● DIRECTIVE:
Reproduce verbatim every item from the line containing "List UI elements" down to the line containing "- hexbin: [227, 180, 243, 200]", including both of those lines.

● DATASET EXCERPTS:
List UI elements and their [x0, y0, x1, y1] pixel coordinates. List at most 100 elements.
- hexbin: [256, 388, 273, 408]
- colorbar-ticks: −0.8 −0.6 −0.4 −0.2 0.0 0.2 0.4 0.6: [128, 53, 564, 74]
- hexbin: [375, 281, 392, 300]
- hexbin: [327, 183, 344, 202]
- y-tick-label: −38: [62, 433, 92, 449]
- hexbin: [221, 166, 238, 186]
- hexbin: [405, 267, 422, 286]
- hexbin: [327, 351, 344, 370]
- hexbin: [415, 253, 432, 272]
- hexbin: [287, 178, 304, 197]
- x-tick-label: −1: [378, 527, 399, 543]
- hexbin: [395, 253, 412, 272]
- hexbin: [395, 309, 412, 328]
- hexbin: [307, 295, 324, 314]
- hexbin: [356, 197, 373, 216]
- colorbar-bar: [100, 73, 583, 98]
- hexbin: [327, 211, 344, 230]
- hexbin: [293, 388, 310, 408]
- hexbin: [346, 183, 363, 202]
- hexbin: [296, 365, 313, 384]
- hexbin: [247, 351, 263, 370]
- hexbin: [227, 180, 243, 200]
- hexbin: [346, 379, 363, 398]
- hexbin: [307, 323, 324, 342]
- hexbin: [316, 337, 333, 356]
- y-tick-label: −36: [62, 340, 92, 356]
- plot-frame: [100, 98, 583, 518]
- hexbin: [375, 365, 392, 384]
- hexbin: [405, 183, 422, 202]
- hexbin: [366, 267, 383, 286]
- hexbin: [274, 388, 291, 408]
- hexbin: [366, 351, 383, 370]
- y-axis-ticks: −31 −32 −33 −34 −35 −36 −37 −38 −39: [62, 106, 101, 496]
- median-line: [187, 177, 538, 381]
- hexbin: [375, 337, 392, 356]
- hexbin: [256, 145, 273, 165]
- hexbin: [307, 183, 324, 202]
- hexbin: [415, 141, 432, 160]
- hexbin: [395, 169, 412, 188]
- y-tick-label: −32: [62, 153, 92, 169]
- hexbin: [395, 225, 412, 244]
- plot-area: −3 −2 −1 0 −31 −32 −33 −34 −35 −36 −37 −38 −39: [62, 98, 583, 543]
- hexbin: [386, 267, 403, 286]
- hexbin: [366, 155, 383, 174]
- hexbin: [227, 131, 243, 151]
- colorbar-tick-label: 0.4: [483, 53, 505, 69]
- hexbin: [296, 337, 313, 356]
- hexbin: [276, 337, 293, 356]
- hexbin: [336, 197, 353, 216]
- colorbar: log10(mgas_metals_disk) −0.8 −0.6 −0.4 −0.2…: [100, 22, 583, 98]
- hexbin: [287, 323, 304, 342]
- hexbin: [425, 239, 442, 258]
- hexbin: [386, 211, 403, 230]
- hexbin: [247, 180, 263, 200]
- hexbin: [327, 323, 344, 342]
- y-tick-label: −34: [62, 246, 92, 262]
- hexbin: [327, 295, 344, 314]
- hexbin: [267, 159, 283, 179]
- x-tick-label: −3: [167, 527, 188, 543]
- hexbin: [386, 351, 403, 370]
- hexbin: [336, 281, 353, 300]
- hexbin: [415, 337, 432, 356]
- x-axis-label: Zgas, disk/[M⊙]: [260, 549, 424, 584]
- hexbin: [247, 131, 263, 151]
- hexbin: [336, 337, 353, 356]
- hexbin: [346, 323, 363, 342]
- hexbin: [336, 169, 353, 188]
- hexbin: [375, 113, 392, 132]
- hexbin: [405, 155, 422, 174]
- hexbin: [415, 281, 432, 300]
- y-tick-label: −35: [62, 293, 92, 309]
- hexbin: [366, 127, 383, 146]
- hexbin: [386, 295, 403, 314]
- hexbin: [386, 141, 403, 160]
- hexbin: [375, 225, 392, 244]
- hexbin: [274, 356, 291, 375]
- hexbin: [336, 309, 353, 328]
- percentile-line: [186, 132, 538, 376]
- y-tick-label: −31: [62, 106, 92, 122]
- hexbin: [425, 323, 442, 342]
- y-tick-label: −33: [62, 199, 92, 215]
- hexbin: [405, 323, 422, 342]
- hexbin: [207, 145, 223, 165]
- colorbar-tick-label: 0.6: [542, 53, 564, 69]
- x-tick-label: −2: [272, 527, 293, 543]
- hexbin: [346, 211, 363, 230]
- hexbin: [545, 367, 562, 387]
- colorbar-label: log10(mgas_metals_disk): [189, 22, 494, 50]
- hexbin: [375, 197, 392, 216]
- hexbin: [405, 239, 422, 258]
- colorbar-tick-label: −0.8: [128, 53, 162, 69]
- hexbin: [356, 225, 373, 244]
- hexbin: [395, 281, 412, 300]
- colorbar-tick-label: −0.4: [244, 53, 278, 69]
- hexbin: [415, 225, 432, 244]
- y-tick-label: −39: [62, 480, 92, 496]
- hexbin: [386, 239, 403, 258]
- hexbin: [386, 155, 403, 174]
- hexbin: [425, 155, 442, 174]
...
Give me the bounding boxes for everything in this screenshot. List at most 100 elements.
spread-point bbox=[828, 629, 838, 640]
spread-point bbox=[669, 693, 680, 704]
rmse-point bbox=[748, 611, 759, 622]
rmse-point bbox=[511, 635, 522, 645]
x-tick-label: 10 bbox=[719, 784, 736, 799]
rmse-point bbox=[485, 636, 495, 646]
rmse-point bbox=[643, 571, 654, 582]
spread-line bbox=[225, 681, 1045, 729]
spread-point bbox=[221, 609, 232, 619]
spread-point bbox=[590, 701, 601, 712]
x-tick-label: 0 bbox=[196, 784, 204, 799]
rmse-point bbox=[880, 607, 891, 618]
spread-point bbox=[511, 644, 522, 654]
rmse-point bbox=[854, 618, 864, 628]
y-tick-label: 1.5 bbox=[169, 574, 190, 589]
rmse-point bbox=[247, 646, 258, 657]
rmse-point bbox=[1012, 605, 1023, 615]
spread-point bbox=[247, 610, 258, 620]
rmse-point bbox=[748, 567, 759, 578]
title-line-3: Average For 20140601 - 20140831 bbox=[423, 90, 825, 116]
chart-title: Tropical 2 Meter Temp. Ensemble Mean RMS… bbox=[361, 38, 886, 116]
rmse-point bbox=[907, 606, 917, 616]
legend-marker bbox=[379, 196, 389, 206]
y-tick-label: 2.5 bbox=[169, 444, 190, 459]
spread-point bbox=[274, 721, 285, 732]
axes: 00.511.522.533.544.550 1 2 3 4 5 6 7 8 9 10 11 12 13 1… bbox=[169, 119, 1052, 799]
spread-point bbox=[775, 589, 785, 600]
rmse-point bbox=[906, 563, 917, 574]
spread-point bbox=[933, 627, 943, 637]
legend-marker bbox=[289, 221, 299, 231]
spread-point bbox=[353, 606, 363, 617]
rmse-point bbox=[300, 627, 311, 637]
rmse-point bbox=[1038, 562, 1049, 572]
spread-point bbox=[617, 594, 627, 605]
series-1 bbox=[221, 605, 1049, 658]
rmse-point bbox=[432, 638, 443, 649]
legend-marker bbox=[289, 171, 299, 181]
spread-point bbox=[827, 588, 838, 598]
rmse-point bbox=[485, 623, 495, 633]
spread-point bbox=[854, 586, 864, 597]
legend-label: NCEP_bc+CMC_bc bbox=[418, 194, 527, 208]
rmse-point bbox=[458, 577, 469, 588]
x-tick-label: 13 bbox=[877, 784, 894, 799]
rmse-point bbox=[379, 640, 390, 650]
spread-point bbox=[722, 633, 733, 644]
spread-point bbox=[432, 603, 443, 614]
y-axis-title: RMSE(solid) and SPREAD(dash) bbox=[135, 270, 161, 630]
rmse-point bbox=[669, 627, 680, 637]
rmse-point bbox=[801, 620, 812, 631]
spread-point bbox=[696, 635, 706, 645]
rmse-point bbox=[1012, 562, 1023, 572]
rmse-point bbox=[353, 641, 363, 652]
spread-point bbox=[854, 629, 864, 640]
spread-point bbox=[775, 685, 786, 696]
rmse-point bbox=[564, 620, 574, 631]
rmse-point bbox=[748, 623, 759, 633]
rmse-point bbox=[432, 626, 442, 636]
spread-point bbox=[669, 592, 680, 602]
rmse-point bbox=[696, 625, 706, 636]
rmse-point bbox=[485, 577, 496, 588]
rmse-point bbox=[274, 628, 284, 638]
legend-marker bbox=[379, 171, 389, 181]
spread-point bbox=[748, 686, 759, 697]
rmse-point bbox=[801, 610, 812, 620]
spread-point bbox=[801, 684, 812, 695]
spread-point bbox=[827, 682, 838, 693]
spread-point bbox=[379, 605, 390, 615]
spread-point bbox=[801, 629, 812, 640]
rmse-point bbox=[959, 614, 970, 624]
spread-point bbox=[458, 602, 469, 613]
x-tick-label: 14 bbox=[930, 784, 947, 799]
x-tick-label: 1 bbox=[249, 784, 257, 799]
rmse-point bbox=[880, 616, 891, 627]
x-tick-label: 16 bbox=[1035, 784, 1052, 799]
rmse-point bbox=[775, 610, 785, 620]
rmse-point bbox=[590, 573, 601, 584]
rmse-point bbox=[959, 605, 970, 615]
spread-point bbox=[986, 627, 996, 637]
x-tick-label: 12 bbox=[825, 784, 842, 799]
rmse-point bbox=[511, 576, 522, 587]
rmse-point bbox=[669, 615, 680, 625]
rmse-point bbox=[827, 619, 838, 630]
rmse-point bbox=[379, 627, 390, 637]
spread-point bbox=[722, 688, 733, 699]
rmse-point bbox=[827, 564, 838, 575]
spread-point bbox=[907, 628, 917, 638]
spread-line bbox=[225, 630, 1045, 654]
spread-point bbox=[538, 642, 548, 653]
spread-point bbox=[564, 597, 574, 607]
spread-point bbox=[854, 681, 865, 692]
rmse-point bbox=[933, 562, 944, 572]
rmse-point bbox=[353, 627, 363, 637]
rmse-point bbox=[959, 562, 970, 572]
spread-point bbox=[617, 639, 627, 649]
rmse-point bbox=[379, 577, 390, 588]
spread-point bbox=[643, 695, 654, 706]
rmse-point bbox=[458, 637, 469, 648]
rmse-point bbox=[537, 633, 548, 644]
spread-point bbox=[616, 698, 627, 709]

● RESPONSE TO THIS TASK:
List UI elements and their [x0, y0, x1, y1] pixel coordinates. List at most 100 elements.
- hexbin: [256, 388, 273, 408]
- colorbar-ticks: −0.8 −0.6 −0.4 −0.2 0.0 0.2 0.4 0.6: [128, 53, 564, 74]
- hexbin: [375, 281, 392, 300]
- hexbin: [327, 183, 344, 202]
- y-tick-label: −38: [62, 433, 92, 449]
- hexbin: [221, 166, 238, 186]
- hexbin: [405, 267, 422, 286]
- hexbin: [327, 351, 344, 370]
- hexbin: [415, 253, 432, 272]
- hexbin: [287, 178, 304, 197]
- x-tick-label: −1: [378, 527, 399, 543]
- hexbin: [395, 253, 412, 272]
- hexbin: [395, 309, 412, 328]
- hexbin: [307, 295, 324, 314]
- hexbin: [356, 197, 373, 216]
- colorbar-bar: [100, 73, 583, 98]
- hexbin: [327, 211, 344, 230]
- hexbin: [293, 388, 310, 408]
- hexbin: [346, 183, 363, 202]
- hexbin: [296, 365, 313, 384]
- hexbin: [247, 351, 263, 370]
- hexbin: [227, 180, 243, 200]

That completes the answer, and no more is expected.